Here are some records. Copy each one exactly.

□ □ □ □ □

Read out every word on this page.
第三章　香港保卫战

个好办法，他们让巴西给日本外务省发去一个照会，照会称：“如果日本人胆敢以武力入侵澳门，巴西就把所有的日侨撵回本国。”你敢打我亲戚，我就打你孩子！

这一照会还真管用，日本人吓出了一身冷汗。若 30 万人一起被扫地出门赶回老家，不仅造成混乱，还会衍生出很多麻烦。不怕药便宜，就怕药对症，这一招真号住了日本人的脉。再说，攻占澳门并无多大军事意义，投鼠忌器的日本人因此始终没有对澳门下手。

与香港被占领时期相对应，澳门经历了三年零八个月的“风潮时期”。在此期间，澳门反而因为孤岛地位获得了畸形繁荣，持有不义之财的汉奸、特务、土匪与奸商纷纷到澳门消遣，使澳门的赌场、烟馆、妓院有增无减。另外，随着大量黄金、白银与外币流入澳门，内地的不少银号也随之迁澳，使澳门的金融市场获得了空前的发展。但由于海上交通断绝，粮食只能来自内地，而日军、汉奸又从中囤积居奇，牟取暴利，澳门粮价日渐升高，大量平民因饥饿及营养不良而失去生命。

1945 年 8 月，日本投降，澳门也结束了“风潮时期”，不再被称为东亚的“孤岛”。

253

□ □ □ □ □

| Final result |
Read out every word on this page.
第三章　香港保卫战

个好办法，他们让巴西给日本外务省发去一个照会，照会称：“如果日本人胆敢以武力入侵澳门，巴西就把所有的日侨撵回本国。”你敢打我亲戚，我就打你孩子！

这一照会还真管用，日本人吓出了一身冷汗。若 30 万人一起被扫地出门赶回老家，不仅造成混乱，还会衍生出很多麻烦。不怕药便宜，就怕药对症，这一招真号住了日本人的脉。再说，攻占澳门并无多大军事意义，投鼠忌器的日本人因此始终没有对澳门下手。

与香港被占领时期相对应，澳门经历了三年零八个月的“风潮时期”。在此期间，澳门反而因为孤岛地位获得了畸形繁荣，持有不义之财的汉奸、特务、土匪与奸商纷纷到澳门消遣，使澳门的赌场、烟馆、妓院有增无减。另外，随着大量黄金、白银与外币流入澳门，内地的不少银号也随之迁澳，使澳门的金融市场获得了空前的发展。但由于海上交通断绝，粮食只能来自内地，而日军、汉奸又从中囤积居奇，牟取暴利，澳门粮价日渐升高，大量平民因饥饿及营养不良而失去生命。

1945 年 8 月，日本投降，澳门也结束了“风潮时期”，不再被称为东亚的“孤岛”。

253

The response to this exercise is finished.